[JOB] Tally the lines that hold the string "กรปกครองส", and reply with the count alone.

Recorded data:

/---

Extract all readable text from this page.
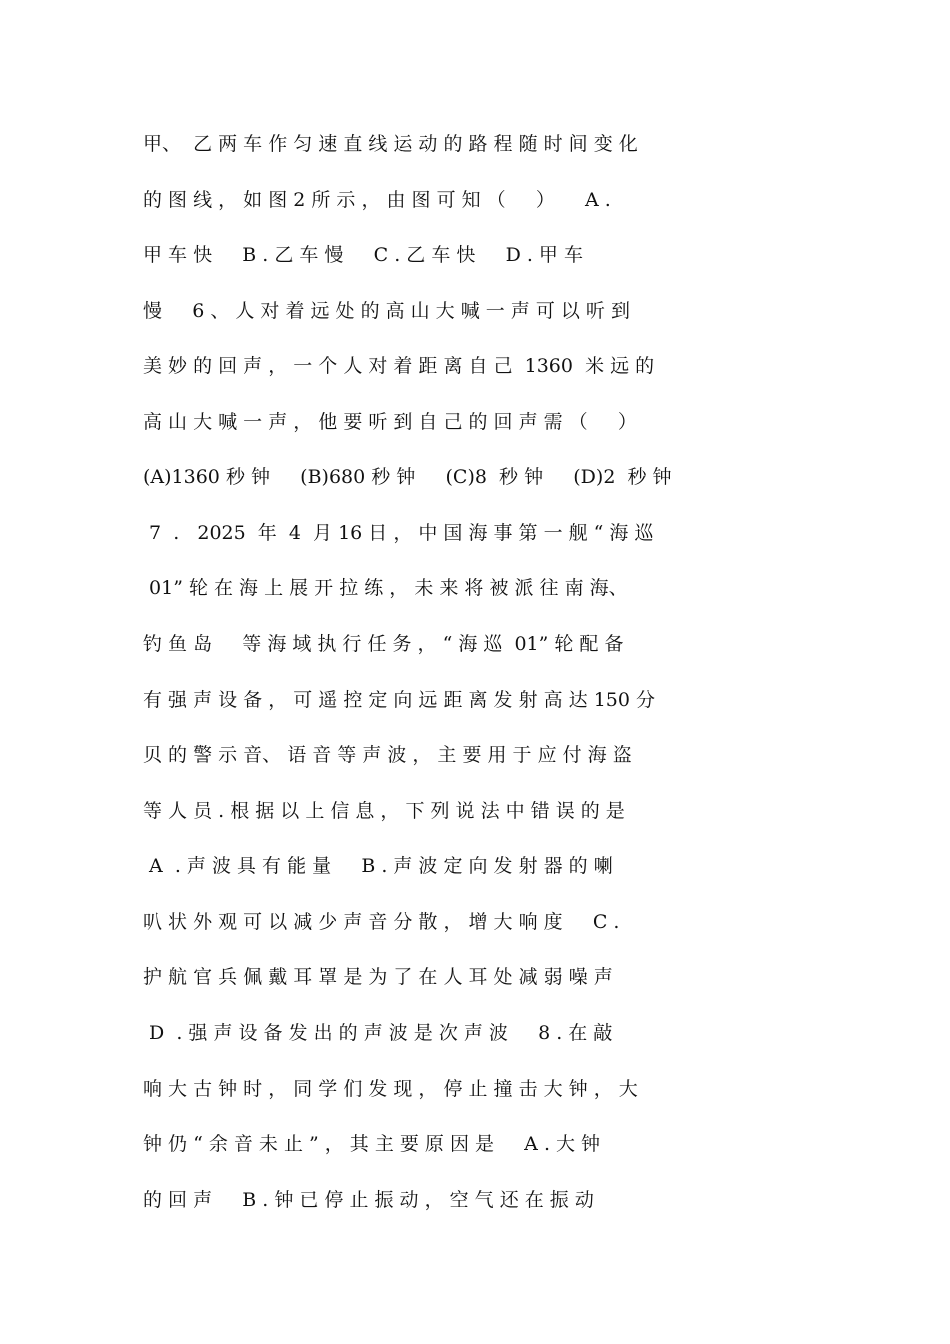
甲、  乙 两 车 作 匀 速 直 线 运 动 的 路 程 随 时 间 变 化
的 图 线 ， 如 图 2 所 示 ， 由 图 可 知 （     ）     A .
甲 车 快     B . 乙 车 慢     C . 乙 车 快     D . 甲 车
慢     6 、 人 对 着 远 处 的 高 山 大 喊 一 声 可 以 听 到
美 妙 的 回 声 ， 一 个 人 对 着 距 离 自 己  1360  米 远 的
高 山 大 喊 一 声 ， 他 要 听 到 自 己 的 回 声 需 （     ）
(A)1360 秒 钟     (B)680 秒 钟     (C)8  秒 钟     (D)2  秒 钟
7  .   2025  年  4  月 16 日 ， 中 国 海 事 第 一 舰 “ 海 巡
01” 轮 在 海 上 展 开 拉 练 ， 未 来 将 被 派 往 南 海、
钓 鱼 岛     等 海 域 执 行 任 务 ， “ 海 巡  01” 轮 配 备
有 强 声 设 备 ， 可 遥 控 定 向 远 距 离 发 射 高 达 150 分
贝 的 警 示 音、 语 音 等 声 波 ， 主 要 用 于 应 付 海 盗
等 人 员 . 根 据 以 上 信 息 ， 下 列 说 法 中 错 误 的 是
A  . 声 波 具 有 能 量     B . 声 波 定 向 发 射 器 的 喇
叭 状 外 观 可 以 减 少 声 音 分 散 ， 增 大 响 度     C .
护 航 官 兵 佩 戴 耳 罩 是 为 了 在 人 耳 处 减 弱 噪 声
D  . 强 声 设 备 发 出 的 声 波 是 次 声 波     8 . 在 敲
响 大 古 钟 时 ， 同 学 们 发 现 ， 停 止 撞 击 大 钟 ， 大
钟 仍 “ 余 音 未 止 ” ， 其 主 要 原 因 是     A . 大 钟
的 回 声     B . 钟 已 停 止 振 动 ， 空 气 还 在 振 动
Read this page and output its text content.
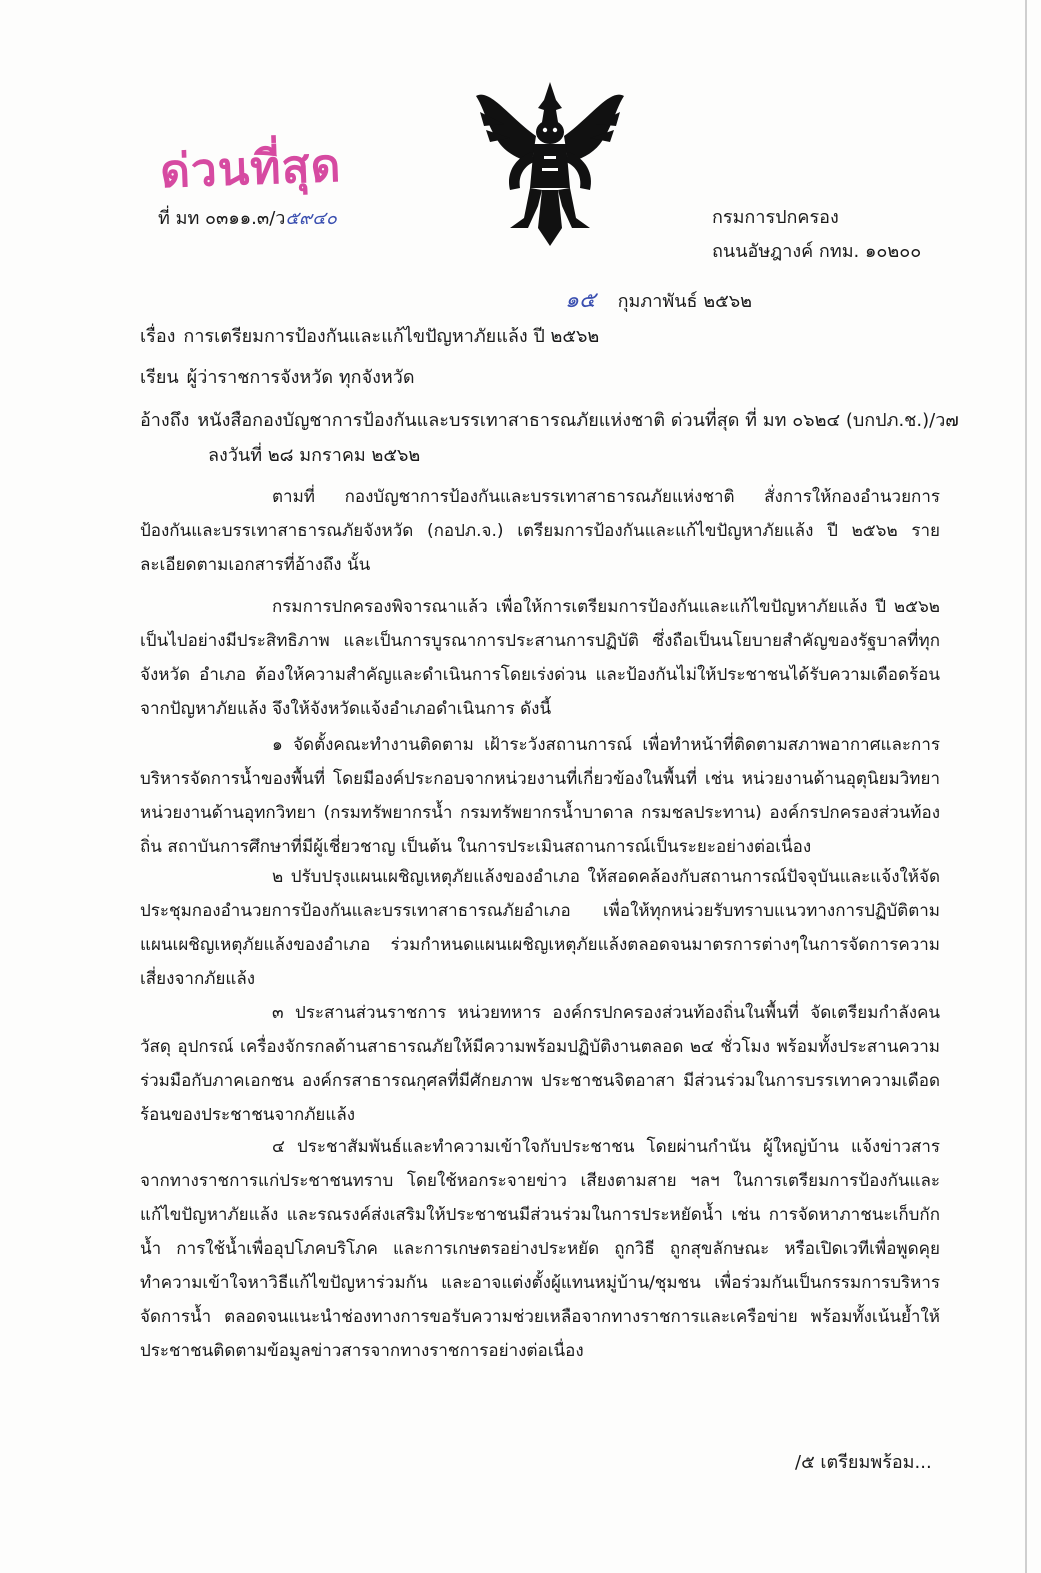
ด่วนที่สุด
ที่ มท ๐๓๑๑.๓/ว๕๙๔๐	กรมการปกครอง
ถนนอัษฎางค์ กทม. ๑๐๒๐๐
๑๕ กุมภาพันธ์ ๒๕๖๒
เรื่อง การเตรียมการป้องกันและแก้ไขปัญหาภัยแล้ง ปี ๒๕๖๒
เรียน ผู้ว่าราชการจังหวัด ทุกจังหวัด
อ้างถึง หนังสือกองบัญชาการป้องกันและบรรเทาสาธารณภัยแห่งชาติ ด่วนที่สุด ที่ มท ๐๖๒๔ (บกปภ.ช.)/ว๗
ลงวันที่ ๒๘ มกราคม ๒๕๖๒

ตามที่ กองบัญชาการป้องกันและบรรเทาสาธารณภัยแห่งชาติ สั่งการให้กองอำนวยการป้องกันและบรรเทาสาธารณภัยจังหวัด (กอปภ.จ.) เตรียมการป้องกันและแก้ไขปัญหาภัยแล้ง ปี ๒๕๖๒ รายละเอียดตามเอกสารที่อ้างถึง นั้น

กรมการปกครองพิจารณาแล้ว เพื่อให้การเตรียมการป้องกันและแก้ไขปัญหาภัยแล้ง ปี ๒๕๖๒ เป็นไปอย่างมีประสิทธิภาพ และเป็นการบูรณาการประสานการปฏิบัติ ซึ่งถือเป็นนโยบายสำคัญของรัฐบาลที่ทุกจังหวัด อำเภอ ต้องให้ความสำคัญและดำเนินการโดยเร่งด่วน และป้องกันไม่ให้ประชาชนได้รับความเดือดร้อนจากปัญหาภัยแล้ง จึงให้จังหวัดแจ้งอำเภอดำเนินการ ดังนี้

๑ จัดตั้งคณะทำงานติดตาม เฝ้าระวังสถานการณ์ เพื่อทำหน้าที่ติดตามสภาพอากาศและการบริหารจัดการน้ำของพื้นที่ โดยมีองค์ประกอบจากหน่วยงานที่เกี่ยวข้องในพื้นที่ เช่น หน่วยงานด้านอุตุนิยมวิทยา หน่วยงานด้านอุทกวิทยา (กรมทรัพยากรน้ำ กรมทรัพยากรน้ำบาดาล กรมชลประทาน) องค์กรปกครองส่วนท้องถิ่น สถาบันการศึกษาที่มีผู้เชี่ยวชาญ เป็นต้น ในการประเมินสถานการณ์เป็นระยะอย่างต่อเนื่อง

๒ ปรับปรุงแผนเผชิญเหตุภัยแล้งของอำเภอ ให้สอดคล้องกับสถานการณ์ปัจจุบันและแจ้งให้จัดประชุมกองอำนวยการป้องกันและบรรเทาสาธารณภัยอำเภอ เพื่อให้ทุกหน่วยรับทราบแนวทางการปฏิบัติตามแผนเผชิญเหตุภัยแล้งของอำเภอ ร่วมกำหนดแผนเผชิญเหตุภัยแล้งตลอดจนมาตรการต่างๆในการจัดการความเสี่ยงจากภัยแล้ง

๓ ประสานส่วนราชการ หน่วยทหาร องค์กรปกครองส่วนท้องถิ่นในพื้นที่ จัดเตรียมกำลังคน วัสดุ อุปกรณ์ เครื่องจักรกลด้านสาธารณภัยให้มีความพร้อมปฏิบัติงานตลอด ๒๔ ชั่วโมง พร้อมทั้งประสานความร่วมมือกับภาคเอกชน องค์กรสาธารณกุศลที่มีศักยภาพ ประชาชนจิตอาสา มีส่วนร่วมในการบรรเทาความเดือดร้อนของประชาชนจากภัยแล้ง

๔ ประชาสัมพันธ์และทำความเข้าใจกับประชาชน โดยผ่านกำนัน ผู้ใหญ่บ้าน แจ้งข่าวสารจากทางราชการแก่ประชาชนทราบ โดยใช้หอกระจายข่าว เสียงตามสาย ฯลฯ ในการเตรียมการป้องกันและแก้ไขปัญหาภัยแล้ง และรณรงค์ส่งเสริมให้ประชาชนมีส่วนร่วมในการประหยัดน้ำ เช่น การจัดหาภาชนะเก็บกักน้ำ การใช้น้ำเพื่ออุปโภคบริโภค และการเกษตรอย่างประหยัด ถูกวิธี ถูกสุขลักษณะ หรือเปิดเวทีเพื่อพูดคุยทำความเข้าใจหาวิธีแก้ไขปัญหาร่วมกัน และอาจแต่งตั้งผู้แทนหมู่บ้าน/ชุมชน เพื่อร่วมกันเป็นกรรมการบริหารจัดการน้ำ ตลอดจนแนะนำช่องทางการขอรับความช่วยเหลือจากทางราชการและเครือข่าย พร้อมทั้งเน้นย้ำให้ประชาชนติดตามข้อมูลข่าวสารจากทางราชการอย่างต่อเนื่อง

/๕ เตรียมพร้อม...
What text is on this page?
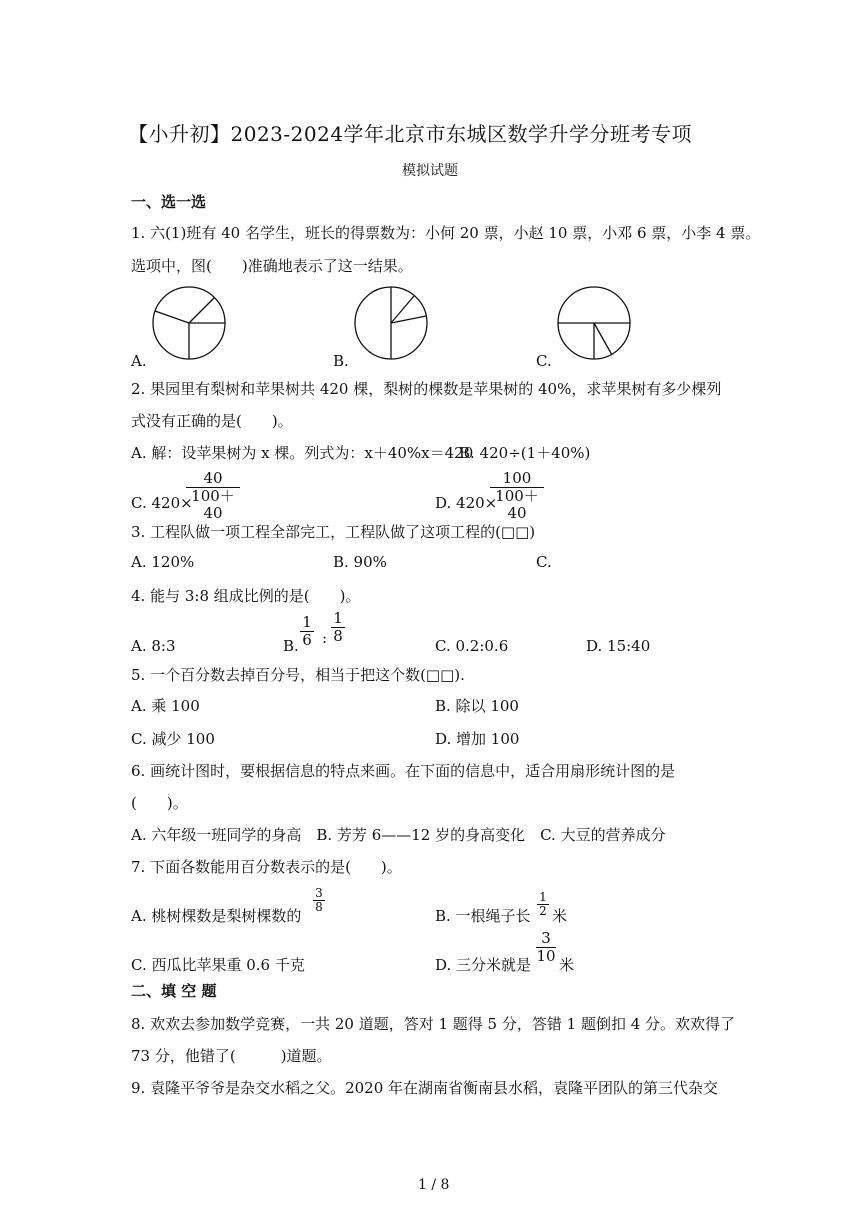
【小升初】2023-2024学年北京市东城区数学升学分班考专项
模拟试题
一、选一选
1. 六(1)班有 40 名学生，班长的得票数为：小何 20 票，小赵 10 票，小邓 6 票，小李 4 票。
选项中，图(　　)准确地表示了这一结果。
A.	B.	C.
2. 果园里有梨树和苹果树共 420 棵，梨树的棵数是苹果树的 40%，求苹果树有多少棵列
式没有正确的是(　　)。
A. 解：设苹果树为 x 棵。列式为：x＋40%x＝420
B. 420÷(1＋40%)
C. 420×
40
100＋40
D. 420×
100
100＋40
3. 工程队做一项工程全部完工，工程队做了这项工程的(□□)
A. 120%	B. 90%	C.
4. 能与 3:8 组成比例的是(　　)。
A. 8:3	B.
1
6 :
1
8
C. 0.2:0.6	D. 15:40
5. 一个百分数去掉百分号，相当于把这个数(□□).
A. 乘 100	B. 除以 100
C. 减少 100	D. 增加 100
6. 画统计图时，要根据信息的特点来画。在下面的信息中，适合用扇形统计图的是
(　　)。
A. 六年级一班同学的身高　B. 芳芳 6——12 岁的身高变化　C. 大豆的营养成分
7. 下面各数能用百分数表示的是(　　)。
A. 桃树棵数是梨树棵数的
3
8	B. 一根绳子长
1
2 米
C. 西瓜比苹果重 0.6 千克	D. 三分米就是
3
10 米
二、填 空 题
8. 欢欢去参加数学竞赛，一共 20 道题，答对 1 题得 5 分，答错 1 题倒扣 4 分。欢欢得了
73 分，他错了(　　　)道题。
9. 袁隆平爷爷是杂交水稻之父。2020 年在湖南省衡南县水稻，袁隆平团队的第三代杂交
1 / 8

\---

[REPLY TO THE TASK] 2